§ RECORD EXCERPTS:
>>>>>
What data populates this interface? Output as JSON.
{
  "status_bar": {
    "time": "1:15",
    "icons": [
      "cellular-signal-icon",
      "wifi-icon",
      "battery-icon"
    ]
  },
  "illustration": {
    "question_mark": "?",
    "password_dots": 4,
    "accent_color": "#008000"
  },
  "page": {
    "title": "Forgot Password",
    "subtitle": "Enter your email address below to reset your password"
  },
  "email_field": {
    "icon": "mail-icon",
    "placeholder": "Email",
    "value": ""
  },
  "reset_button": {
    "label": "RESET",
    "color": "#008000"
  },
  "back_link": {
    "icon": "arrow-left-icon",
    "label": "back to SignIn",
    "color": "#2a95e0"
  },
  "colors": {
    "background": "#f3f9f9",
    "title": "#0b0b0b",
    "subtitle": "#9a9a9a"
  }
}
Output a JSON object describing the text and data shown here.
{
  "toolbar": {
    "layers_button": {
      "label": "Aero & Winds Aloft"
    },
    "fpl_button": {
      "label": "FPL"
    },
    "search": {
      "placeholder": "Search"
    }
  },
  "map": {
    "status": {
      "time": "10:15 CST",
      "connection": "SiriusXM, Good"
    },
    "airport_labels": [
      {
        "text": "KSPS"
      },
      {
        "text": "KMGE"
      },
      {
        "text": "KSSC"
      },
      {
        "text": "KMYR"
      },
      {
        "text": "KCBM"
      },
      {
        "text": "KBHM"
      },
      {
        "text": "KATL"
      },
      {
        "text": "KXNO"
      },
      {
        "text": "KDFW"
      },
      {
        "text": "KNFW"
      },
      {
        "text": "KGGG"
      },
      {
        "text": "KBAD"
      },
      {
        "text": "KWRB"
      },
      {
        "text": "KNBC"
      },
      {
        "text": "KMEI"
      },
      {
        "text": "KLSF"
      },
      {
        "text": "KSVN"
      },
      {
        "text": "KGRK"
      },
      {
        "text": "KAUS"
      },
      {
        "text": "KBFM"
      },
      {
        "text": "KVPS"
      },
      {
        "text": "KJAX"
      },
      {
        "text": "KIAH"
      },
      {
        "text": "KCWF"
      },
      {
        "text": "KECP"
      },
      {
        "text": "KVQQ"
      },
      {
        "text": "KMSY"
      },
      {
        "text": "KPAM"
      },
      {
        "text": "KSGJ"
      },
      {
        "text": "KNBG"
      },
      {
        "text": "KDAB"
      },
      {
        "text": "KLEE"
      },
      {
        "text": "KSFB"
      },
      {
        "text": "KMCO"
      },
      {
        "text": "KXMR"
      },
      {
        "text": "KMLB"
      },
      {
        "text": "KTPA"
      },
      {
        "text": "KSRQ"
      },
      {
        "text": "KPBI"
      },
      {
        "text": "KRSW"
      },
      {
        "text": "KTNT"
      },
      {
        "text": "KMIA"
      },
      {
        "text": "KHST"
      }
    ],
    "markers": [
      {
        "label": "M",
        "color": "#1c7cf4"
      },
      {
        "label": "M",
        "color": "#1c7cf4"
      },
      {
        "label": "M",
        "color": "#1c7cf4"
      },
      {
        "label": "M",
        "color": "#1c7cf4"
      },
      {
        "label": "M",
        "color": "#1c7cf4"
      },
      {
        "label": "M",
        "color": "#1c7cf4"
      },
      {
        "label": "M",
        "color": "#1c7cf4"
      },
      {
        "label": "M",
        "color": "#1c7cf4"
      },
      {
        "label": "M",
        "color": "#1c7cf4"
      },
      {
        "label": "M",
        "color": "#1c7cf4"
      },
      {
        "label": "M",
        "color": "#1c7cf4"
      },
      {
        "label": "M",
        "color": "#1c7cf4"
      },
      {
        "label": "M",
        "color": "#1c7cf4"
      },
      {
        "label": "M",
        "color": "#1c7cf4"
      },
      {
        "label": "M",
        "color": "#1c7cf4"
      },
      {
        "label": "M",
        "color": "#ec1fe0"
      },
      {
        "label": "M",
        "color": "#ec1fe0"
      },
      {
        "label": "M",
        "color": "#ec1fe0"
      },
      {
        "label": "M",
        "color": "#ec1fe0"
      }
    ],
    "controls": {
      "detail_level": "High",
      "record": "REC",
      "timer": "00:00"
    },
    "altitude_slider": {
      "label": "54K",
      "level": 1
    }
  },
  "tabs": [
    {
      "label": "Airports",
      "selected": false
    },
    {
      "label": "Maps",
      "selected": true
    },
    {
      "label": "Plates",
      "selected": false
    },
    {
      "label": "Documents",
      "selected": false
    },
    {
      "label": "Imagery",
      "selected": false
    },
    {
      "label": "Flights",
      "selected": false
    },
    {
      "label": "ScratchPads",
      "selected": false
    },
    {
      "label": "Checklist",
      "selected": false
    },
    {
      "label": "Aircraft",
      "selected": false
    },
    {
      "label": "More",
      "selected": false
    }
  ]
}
<<<<<
§ PROBLEM TO WORK ON: Reproduce the data in its entirety, matching each character.

§ TASK OUTPUT:
What data populates this interface? Output as JSON.
{
  "status_bar": {
    "time": "1:15",
    "icons": [
      "cellular-signal-icon",
      "wifi-icon",
      "battery-icon"
    ]
  },
  "illustration": {
    "question_mark": "?",
    "password_dots": 4,
    "accent_color": "#008000"
  },
  "page": {
    "title": "Forgot Password",
    "subtitle": "Enter your email address below to reset your password"
  },
  "email_field": {
    "icon": "mail-icon",
    "placeholder": "Email",
    "value": ""
  },
  "reset_button": {
    "label": "RESET",
    "color": "#008000"
  },
  "back_link": {
    "icon": "arrow-left-icon",
    "label": "back to SignIn",
    "color": "#2a95e0"
  },
  "colors": {
    "background": "#f3f9f9",
    "title": "#0b0b0b",
    "subtitle": "#9a9a9a"
  }
}
Output a JSON object describing the text and data shown here.
{
  "toolbar": {
    "layers_button": {
      "label": "Aero & Winds Aloft"
    },
    "fpl_button": {
      "label": "FPL"
    },
    "search": {
      "placeholder": "Search"
    }
  },
  "map": {
    "status": {
      "time": "10:15 CST",
      "connection": "SiriusXM, Good"
    },
    "airport_labels": [
      {
        "text": "KSPS"
      },
      {
        "text": "KMGE"
      },
      {
        "text": "KSSC"
      },
      {
        "text": "KMYR"
      },
      {
        "text": "KCBM"
      },
      {
        "text": "KBHM"
      },
      {
        "text": "KATL"
      },
      {
        "text": "KXNO"
      },
      {
        "text": "KDFW"
      },
      {
        "text": "KNFW"
      },
      {
        "text": "KGGG"
      },
      {
        "text": "KBAD"
      },
      {
        "text": "KWRB"
      },
      {
        "text": "KNBC"
      },
      {
        "text": "KMEI"
      },
      {
        "text": "KLSF"
      },
      {
        "text": "KSVN"
      },
      {
        "text": "KGRK"
      },
      {
        "text": "KAUS"
      },
      {
        "text": "KBFM"
      },
      {
        "text": "KVPS"
      },
      {
        "text": "KJAX"
      },
      {
        "text": "KIAH"
      },
      {
        "text": "KCWF"
      },
      {
        "text": "KECP"
      },
      {
        "text": "KVQQ"
      },
      {
        "text": "KMSY"
      },
      {
        "text": "KPAM"
      },
      {
        "text": "KSGJ"
      },
      {
        "text": "KNBG"
      },
      {
        "text": "KDAB"
      },
      {
        "text": "KLEE"
      },
      {
        "text": "KSFB"
      },
      {
        "text": "KMCO"
      },
      {
        "text": "KXMR"
      },
      {
        "text": "KMLB"
      },
      {
        "text": "KTPA"
      },
      {
        "text": "KSRQ"
      },
      {
        "text": "KPBI"
      },
      {
        "text": "KRSW"
      },
      {
        "text": "KTNT"
      },
      {
        "text": "KMIA"
      },
      {
        "text": "KHST"
      }
    ],
    "markers": [
      {
        "label": "M",
        "color": "#1c7cf4"
      },
      {
        "label": "M",
        "color": "#1c7cf4"
      },
      {
        "label": "M",
        "color": "#1c7cf4"
      },
      {
        "label": "M",
        "color": "#1c7cf4"
      },
      {
        "label": "M",
        "color": "#1c7cf4"
      },
      {
        "label": "M",
        "color": "#1c7cf4"
      },
      {
        "label": "M",
        "color": "#1c7cf4"
      },
      {
        "label": "M",
        "color": "#1c7cf4"
      },
      {
        "label": "M",
        "color": "#1c7cf4"
      },
      {
        "label": "M",
        "color": "#1c7cf4"
      },
      {
        "label": "M",
        "color": "#1c7cf4"
      },
      {
        "label": "M",
        "color": "#1c7cf4"
      },
      {
        "label": "M",
        "color": "#1c7cf4"
      },
      {
        "label": "M",
        "color": "#1c7cf4"
      },
      {
        "label": "M",
        "color": "#1c7cf4"
      },
      {
        "label": "M",
        "color": "#ec1fe0"
      },
      {
        "label": "M",
        "color": "#ec1fe0"
      },
      {
        "label": "M",
        "color": "#ec1fe0"
      },
      {
        "label": "M",
        "color": "#ec1fe0"
      }
    ],
    "controls": {
      "detail_level": "High",
      "record": "REC",
      "timer": "00:00"
    },
    "altitude_slider": {
      "label": "54K",
      "level": 1
    }
  },
  "tabs": [
    {
      "label": "Airports",
      "selected": false
    },
    {
      "label": "Maps",
      "selected": true
    },
    {
      "label": "Plates",
      "selected": false
    },
    {
      "label": "Documents",
      "selected": false
    },
    {
      "label": "Imagery",
      "selected": false
    },
    {
      "label": "Flights",
      "selected": false
    },
    {
      "label": "ScratchPads",
      "selected": false
    },
    {
      "label": "Checklist",
      "selected": false
    },
    {
      "label": "Aircraft",
      "selected": false
    },
    {
      "label": "More",
      "selected": false
    }
  ]
}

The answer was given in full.